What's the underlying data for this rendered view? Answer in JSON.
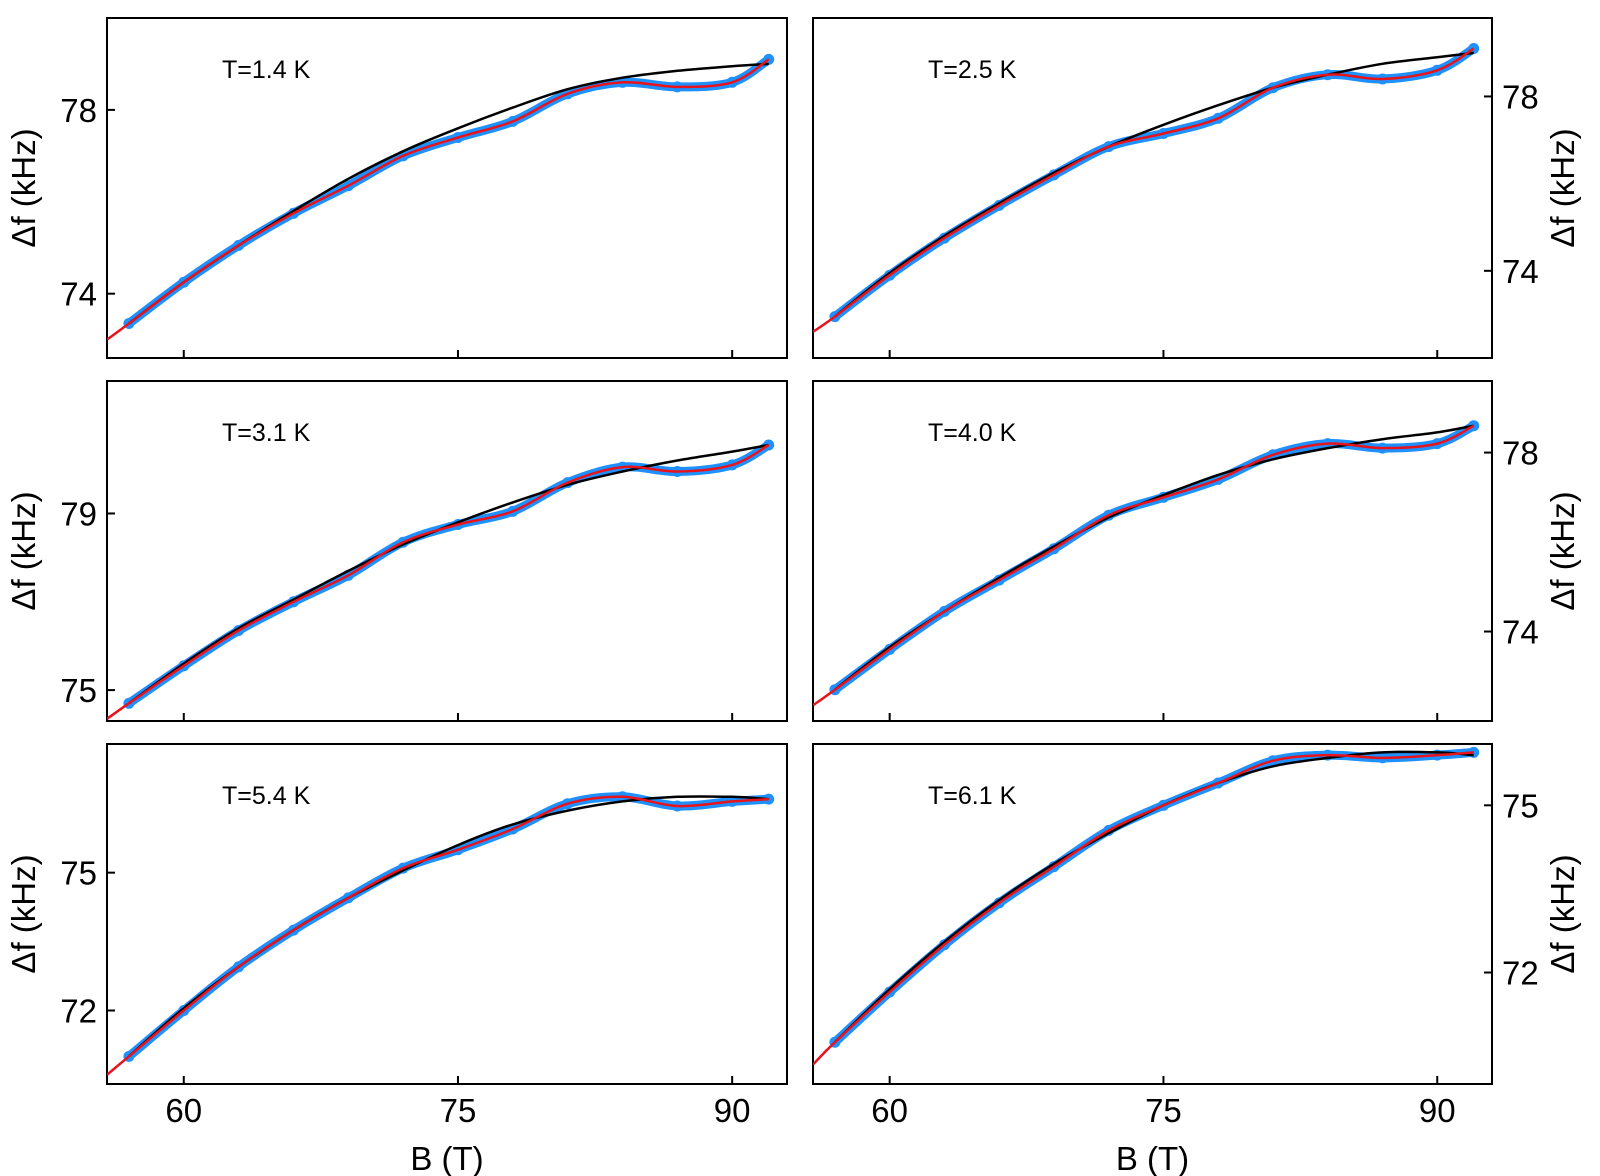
{
  "chart_data": [
    {
      "type": "scatter",
      "annotation": "T=1.4 K",
      "xlabel": "",
      "ylabel": "Δf (kHz)",
      "xlim": [
        55.8,
        93
      ],
      "ylim": [
        72.6,
        80.0
      ],
      "xticks": [
        60,
        75,
        90
      ],
      "yticks": [
        74,
        78
      ],
      "ytick_side": "left",
      "series": [
        {
          "role": "data",
          "color": "#1e90ff",
          "x": [
            57,
            60,
            63,
            66,
            69,
            72,
            75,
            78,
            81,
            84,
            87,
            90,
            92
          ],
          "y": [
            73.35,
            74.25,
            75.05,
            75.75,
            76.35,
            77.0,
            77.4,
            77.75,
            78.35,
            78.6,
            78.5,
            78.6,
            79.1
          ]
        },
        {
          "role": "fit-red",
          "color": "#e8131b",
          "x": [
            55.8,
            57,
            60,
            63,
            66,
            69,
            72,
            75,
            78,
            81,
            84,
            87,
            90,
            92
          ],
          "y": [
            73.0,
            73.35,
            74.25,
            75.05,
            75.75,
            76.35,
            77.0,
            77.4,
            77.75,
            78.35,
            78.6,
            78.5,
            78.6,
            79.1
          ]
        },
        {
          "role": "fit-black",
          "color": "#000000",
          "x": [
            57,
            60,
            63,
            66,
            69,
            72,
            75,
            78,
            81,
            84,
            87,
            90,
            92
          ],
          "y": [
            73.35,
            74.25,
            75.05,
            75.8,
            76.5,
            77.1,
            77.6,
            78.05,
            78.45,
            78.7,
            78.85,
            78.95,
            79.0
          ]
        }
      ]
    },
    {
      "type": "scatter",
      "annotation": "T=2.5 K",
      "xlabel": "",
      "ylabel": "Δf (kHz)",
      "xlim": [
        55.8,
        93
      ],
      "ylim": [
        72.0,
        79.8
      ],
      "xticks": [
        60,
        75,
        90
      ],
      "yticks": [
        74,
        78
      ],
      "ytick_side": "right",
      "series": [
        {
          "role": "data",
          "color": "#1e90ff",
          "x": [
            57,
            60,
            63,
            66,
            69,
            72,
            75,
            78,
            81,
            84,
            87,
            90,
            92
          ],
          "y": [
            72.95,
            73.9,
            74.75,
            75.5,
            76.2,
            76.85,
            77.15,
            77.5,
            78.2,
            78.5,
            78.4,
            78.6,
            79.1
          ]
        },
        {
          "role": "fit-red",
          "color": "#e8131b",
          "x": [
            55.8,
            57,
            60,
            63,
            66,
            69,
            72,
            75,
            78,
            81,
            84,
            87,
            90,
            92
          ],
          "y": [
            72.6,
            72.95,
            73.9,
            74.75,
            75.5,
            76.2,
            76.85,
            77.15,
            77.5,
            78.2,
            78.5,
            78.4,
            78.6,
            79.1
          ]
        },
        {
          "role": "fit-black",
          "color": "#000000",
          "x": [
            57,
            60,
            63,
            66,
            69,
            72,
            75,
            78,
            81,
            84,
            87,
            90,
            92
          ],
          "y": [
            72.95,
            73.95,
            74.8,
            75.55,
            76.25,
            76.85,
            77.35,
            77.8,
            78.2,
            78.5,
            78.75,
            78.9,
            79.0
          ]
        }
      ]
    },
    {
      "type": "scatter",
      "annotation": "T=3.1 K",
      "xlabel": "",
      "ylabel": "Δf (kHz)",
      "xlim": [
        55.8,
        93
      ],
      "ylim": [
        74.3,
        82.0
      ],
      "xticks": [
        60,
        75,
        90
      ],
      "yticks": [
        75,
        79
      ],
      "ytick_side": "left",
      "series": [
        {
          "role": "data",
          "color": "#1e90ff",
          "x": [
            57,
            60,
            63,
            66,
            69,
            72,
            75,
            78,
            81,
            84,
            87,
            90,
            92
          ],
          "y": [
            74.7,
            75.55,
            76.35,
            77.0,
            77.6,
            78.35,
            78.75,
            79.05,
            79.7,
            80.05,
            79.95,
            80.1,
            80.55
          ]
        },
        {
          "role": "fit-red",
          "color": "#e8131b",
          "x": [
            55.8,
            57,
            60,
            63,
            66,
            69,
            72,
            75,
            78,
            81,
            84,
            87,
            90,
            92
          ],
          "y": [
            74.35,
            74.7,
            75.55,
            76.35,
            77.0,
            77.6,
            78.35,
            78.75,
            79.05,
            79.7,
            80.05,
            79.95,
            80.1,
            80.55
          ]
        },
        {
          "role": "fit-black",
          "color": "#000000",
          "x": [
            57,
            60,
            63,
            66,
            69,
            72,
            75,
            78,
            81,
            84,
            87,
            90,
            92
          ],
          "y": [
            74.7,
            75.6,
            76.4,
            77.05,
            77.7,
            78.3,
            78.8,
            79.25,
            79.65,
            79.95,
            80.2,
            80.4,
            80.55
          ]
        }
      ]
    },
    {
      "type": "scatter",
      "annotation": "T=4.0 K",
      "xlabel": "",
      "ylabel": "Δf (kHz)",
      "xlim": [
        55.8,
        93
      ],
      "ylim": [
        72.0,
        79.6
      ],
      "xticks": [
        60,
        75,
        90
      ],
      "yticks": [
        74,
        78
      ],
      "ytick_side": "right",
      "series": [
        {
          "role": "data",
          "color": "#1e90ff",
          "x": [
            57,
            60,
            63,
            66,
            69,
            72,
            75,
            78,
            81,
            84,
            87,
            90,
            92
          ],
          "y": [
            72.7,
            73.6,
            74.45,
            75.15,
            75.85,
            76.6,
            77.0,
            77.4,
            77.95,
            78.2,
            78.1,
            78.2,
            78.6
          ]
        },
        {
          "role": "fit-red",
          "color": "#e8131b",
          "x": [
            55.8,
            57,
            60,
            63,
            66,
            69,
            72,
            75,
            78,
            81,
            84,
            87,
            90,
            92
          ],
          "y": [
            72.35,
            72.7,
            73.6,
            74.45,
            75.15,
            75.85,
            76.6,
            77.0,
            77.4,
            77.95,
            78.2,
            78.1,
            78.2,
            78.6
          ]
        },
        {
          "role": "fit-black",
          "color": "#000000",
          "x": [
            57,
            60,
            63,
            66,
            69,
            72,
            75,
            78,
            81,
            84,
            87,
            90,
            92
          ],
          "y": [
            72.7,
            73.65,
            74.45,
            75.2,
            75.9,
            76.55,
            77.05,
            77.5,
            77.85,
            78.1,
            78.3,
            78.45,
            78.6
          ]
        }
      ]
    },
    {
      "type": "scatter",
      "annotation": "T=5.4 K",
      "xlabel": "B (T)",
      "ylabel": "Δf (kHz)",
      "xlim": [
        55.8,
        93
      ],
      "ylim": [
        70.4,
        77.8
      ],
      "xticks": [
        60,
        75,
        90
      ],
      "yticks": [
        72,
        75
      ],
      "ytick_side": "left",
      "series": [
        {
          "role": "data",
          "color": "#1e90ff",
          "x": [
            57,
            60,
            63,
            66,
            69,
            72,
            75,
            78,
            81,
            84,
            87,
            90,
            92
          ],
          "y": [
            71.0,
            72.0,
            72.95,
            73.75,
            74.45,
            75.1,
            75.5,
            75.95,
            76.5,
            76.65,
            76.45,
            76.55,
            76.6
          ]
        },
        {
          "role": "fit-red",
          "color": "#e8131b",
          "x": [
            55.8,
            57,
            60,
            63,
            66,
            69,
            72,
            75,
            78,
            81,
            84,
            87,
            90,
            92
          ],
          "y": [
            70.6,
            71.0,
            72.0,
            72.95,
            73.75,
            74.45,
            75.1,
            75.5,
            75.95,
            76.5,
            76.65,
            76.45,
            76.55,
            76.6
          ]
        },
        {
          "role": "fit-black",
          "color": "#000000",
          "x": [
            57,
            60,
            63,
            66,
            69,
            72,
            75,
            78,
            81,
            84,
            87,
            90,
            92
          ],
          "y": [
            71.0,
            72.05,
            72.95,
            73.75,
            74.45,
            75.05,
            75.6,
            76.05,
            76.35,
            76.55,
            76.65,
            76.65,
            76.6
          ]
        }
      ]
    },
    {
      "type": "scatter",
      "annotation": "T=6.1 K",
      "xlabel": "B (T)",
      "ylabel": "Δf (kHz)",
      "xlim": [
        55.8,
        93
      ],
      "ylim": [
        70.0,
        76.1
      ],
      "xticks": [
        60,
        75,
        90
      ],
      "yticks": [
        72,
        75
      ],
      "ytick_side": "right",
      "series": [
        {
          "role": "data",
          "color": "#1e90ff",
          "x": [
            57,
            60,
            63,
            66,
            69,
            72,
            75,
            78,
            81,
            84,
            87,
            90,
            92
          ],
          "y": [
            70.75,
            71.65,
            72.5,
            73.25,
            73.9,
            74.55,
            75.0,
            75.4,
            75.8,
            75.9,
            75.85,
            75.9,
            75.95
          ]
        },
        {
          "role": "fit-red",
          "color": "#e8131b",
          "x": [
            55.8,
            57,
            60,
            63,
            66,
            69,
            72,
            75,
            78,
            81,
            84,
            87,
            90,
            92
          ],
          "y": [
            70.35,
            70.75,
            71.65,
            72.5,
            73.25,
            73.9,
            74.55,
            75.0,
            75.4,
            75.8,
            75.9,
            75.85,
            75.9,
            75.95
          ]
        },
        {
          "role": "fit-black",
          "color": "#000000",
          "x": [
            57,
            60,
            63,
            66,
            69,
            72,
            75,
            78,
            81,
            84,
            87,
            90,
            92
          ],
          "y": [
            70.75,
            71.7,
            72.55,
            73.3,
            73.95,
            74.5,
            75.0,
            75.4,
            75.7,
            75.85,
            75.95,
            75.95,
            75.9
          ]
        }
      ]
    }
  ]
}
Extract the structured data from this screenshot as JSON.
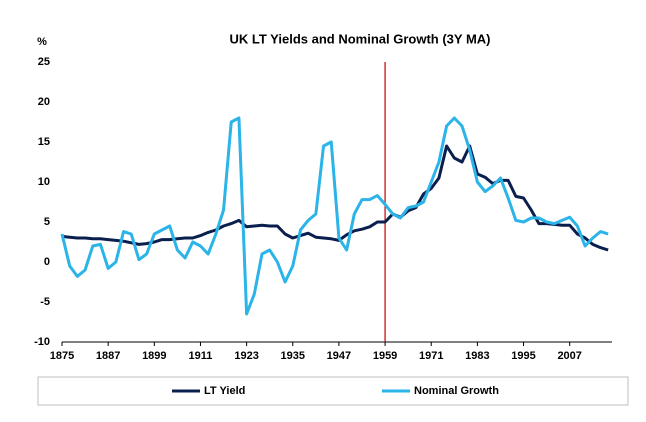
{
  "chart_data": {
    "type": "line",
    "title": "UK LT Yields and Nominal Growth (3Y MA)",
    "y_label": "%",
    "x": [
      1875,
      1877,
      1879,
      1881,
      1883,
      1885,
      1887,
      1889,
      1891,
      1893,
      1895,
      1897,
      1899,
      1901,
      1903,
      1905,
      1907,
      1909,
      1911,
      1913,
      1915,
      1917,
      1919,
      1921,
      1923,
      1925,
      1927,
      1929,
      1931,
      1933,
      1935,
      1937,
      1939,
      1941,
      1943,
      1945,
      1947,
      1949,
      1951,
      1953,
      1955,
      1957,
      1959,
      1961,
      1963,
      1965,
      1967,
      1969,
      1971,
      1973,
      1975,
      1977,
      1979,
      1981,
      1983,
      1985,
      1987,
      1989,
      1991,
      1993,
      1995,
      1997,
      1999,
      2001,
      2003,
      2005,
      2007,
      2009,
      2011,
      2013,
      2015,
      2017
    ],
    "series": [
      {
        "name": "LT Yield",
        "color": "#0b1f4f",
        "values": [
          3.2,
          3.1,
          3.0,
          3.0,
          2.9,
          2.9,
          2.8,
          2.7,
          2.6,
          2.4,
          2.2,
          2.3,
          2.5,
          2.8,
          2.8,
          2.9,
          3.0,
          3.0,
          3.3,
          3.7,
          4.0,
          4.5,
          4.8,
          5.2,
          4.4,
          4.5,
          4.6,
          4.5,
          4.5,
          3.5,
          3.0,
          3.3,
          3.6,
          3.1,
          3.0,
          2.9,
          2.7,
          3.4,
          3.9,
          4.1,
          4.4,
          5.0,
          5.0,
          6.0,
          5.6,
          6.4,
          6.8,
          8.5,
          9.2,
          10.5,
          14.5,
          13.0,
          12.5,
          14.5,
          11.0,
          10.6,
          9.8,
          10.2,
          10.2,
          8.2,
          8.0,
          6.5,
          4.8,
          4.8,
          4.7,
          4.6,
          4.6,
          3.5,
          3.0,
          2.2,
          1.8,
          1.5
        ]
      },
      {
        "name": "Nominal Growth",
        "color": "#2bb4e8",
        "values": [
          3.5,
          -0.5,
          -1.8,
          -1.0,
          2.0,
          2.2,
          -0.8,
          0.0,
          3.8,
          3.5,
          0.3,
          1.0,
          3.5,
          4.0,
          4.5,
          1.5,
          0.5,
          2.5,
          2.0,
          1.0,
          3.5,
          6.5,
          17.5,
          18.0,
          -6.5,
          -4.0,
          1.0,
          1.5,
          0.0,
          -2.5,
          -0.5,
          4.0,
          5.2,
          6.0,
          14.5,
          15.0,
          3.0,
          1.5,
          6.0,
          7.8,
          7.8,
          8.3,
          7.2,
          6.0,
          5.5,
          6.8,
          7.0,
          7.5,
          10.0,
          12.5,
          17.0,
          18.0,
          17.0,
          14.0,
          10.0,
          8.8,
          9.5,
          10.5,
          8.0,
          5.2,
          5.0,
          5.5,
          5.5,
          5.0,
          4.8,
          5.2,
          5.6,
          4.5,
          2.0,
          3.0,
          3.8,
          3.5
        ]
      }
    ],
    "xlim": [
      1875,
      2018
    ],
    "xticks": [
      1875,
      1887,
      1899,
      1911,
      1923,
      1935,
      1947,
      1959,
      1971,
      1983,
      1995,
      2007
    ],
    "ylim": [
      -10,
      25
    ],
    "yticks": [
      -10,
      -5,
      0,
      5,
      10,
      15,
      20,
      25
    ],
    "vline": {
      "x": 1959,
      "color": "#c00000"
    },
    "legend": "bottom"
  }
}
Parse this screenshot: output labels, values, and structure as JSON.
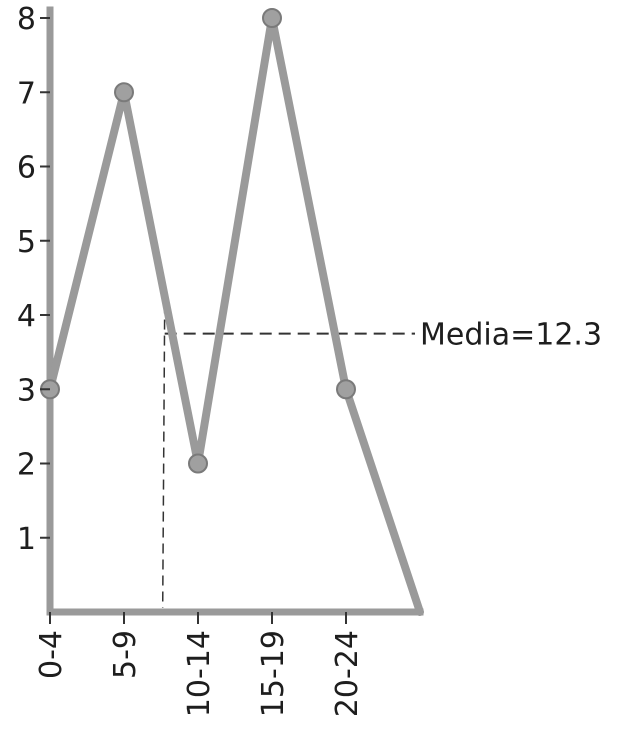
{
  "chart_data": {
    "type": "line",
    "categories": [
      "0-4",
      "5-9",
      "10-14",
      "15-19",
      "20-24"
    ],
    "values": [
      3,
      7,
      2,
      8,
      3
    ],
    "polygon_end_value": 0,
    "ylim": [
      0,
      8
    ],
    "yticks": [
      1,
      2,
      3,
      4,
      5,
      6,
      7,
      8
    ],
    "ytick_labels": [
      "1",
      "2",
      "3",
      "4",
      "5",
      "6",
      "7",
      "8"
    ],
    "grid": false,
    "annotation": {
      "label": "Media=12.3",
      "y_value": 3.75,
      "x_position": 1.55
    },
    "colors": {
      "line": "#9a9a9a",
      "axis": "#9a9a9a",
      "marker": "#a0a0a0",
      "dashed": "#333333",
      "text": "#1e1e1e"
    }
  }
}
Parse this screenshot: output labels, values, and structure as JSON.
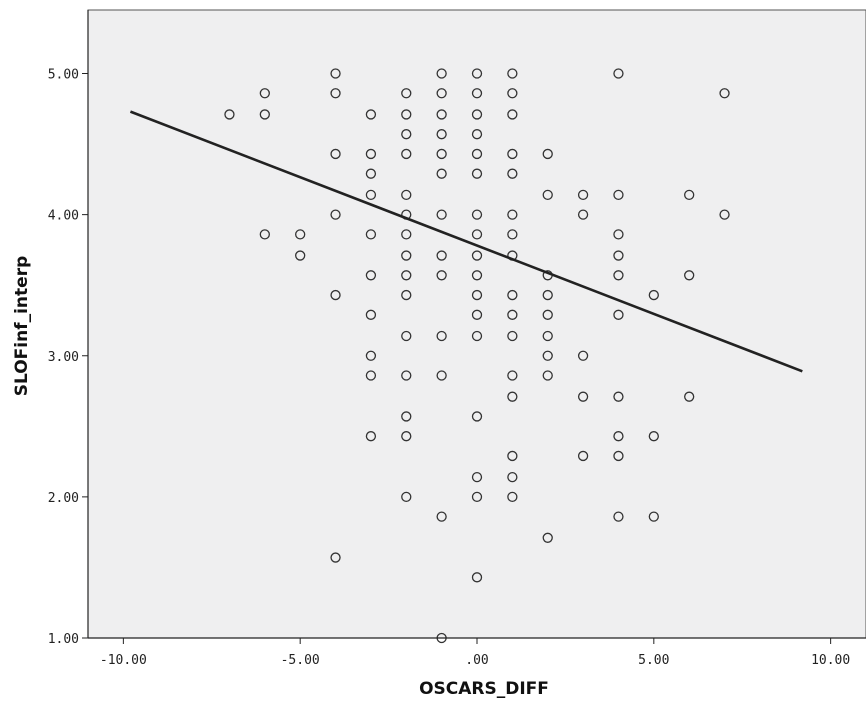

————————

§ **TASK TO COMPLETE**:
State the number of lines that contain the string "Growth", with no other words.

§ **TASK RESULT**:
2